> _Supplied records_
## START

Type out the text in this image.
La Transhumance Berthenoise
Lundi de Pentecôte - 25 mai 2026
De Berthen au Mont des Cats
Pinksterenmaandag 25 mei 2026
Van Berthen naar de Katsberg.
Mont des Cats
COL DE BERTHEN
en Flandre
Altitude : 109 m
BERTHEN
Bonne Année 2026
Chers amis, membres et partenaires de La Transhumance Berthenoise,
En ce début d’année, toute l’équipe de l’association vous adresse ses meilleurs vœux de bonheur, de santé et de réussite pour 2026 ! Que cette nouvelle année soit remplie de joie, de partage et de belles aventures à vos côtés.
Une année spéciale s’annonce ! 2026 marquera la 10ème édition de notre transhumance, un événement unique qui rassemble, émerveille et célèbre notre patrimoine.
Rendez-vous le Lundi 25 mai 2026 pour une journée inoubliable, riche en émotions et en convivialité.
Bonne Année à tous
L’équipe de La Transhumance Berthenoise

## END

> _Required work_
Restate all of the entries above precisely.

> _Written answer_
Type out the text in this image.
La Transhumance Berthenoise
Lundi de Pentecôte - 25 mai 2026
De Berthen au Mont des Cats
Pinksterenmaandag 25 mei 2026
Van Berthen naar de Katsberg.
Mont des Cats
COL DE BERTHEN
en Flandre
Altitude : 109 m
BERTHEN
Bonne Année 2026
Chers amis, membres et partenaires de La Transhumance Berthenoise,
En ce début d’année, toute l’équipe de l’association vous adresse ses meilleurs vœux de bonheur, de santé et de réussite pour 2026 ! Que cette nouvelle année soit remplie de joie, de partage et de belles aventures à vos côtés.
Une année spéciale s’annonce ! 2026 marquera la 10ème édition de notre transhumance, un événement unique qui rassemble, émerveille et célèbre notre patrimoine.
Rendez-vous le Lundi 25 mai 2026 pour une journée inoubliable, riche en émotions et en convivialité.
Bonne Année à tous
L’équipe de La Transhumance Berthenoise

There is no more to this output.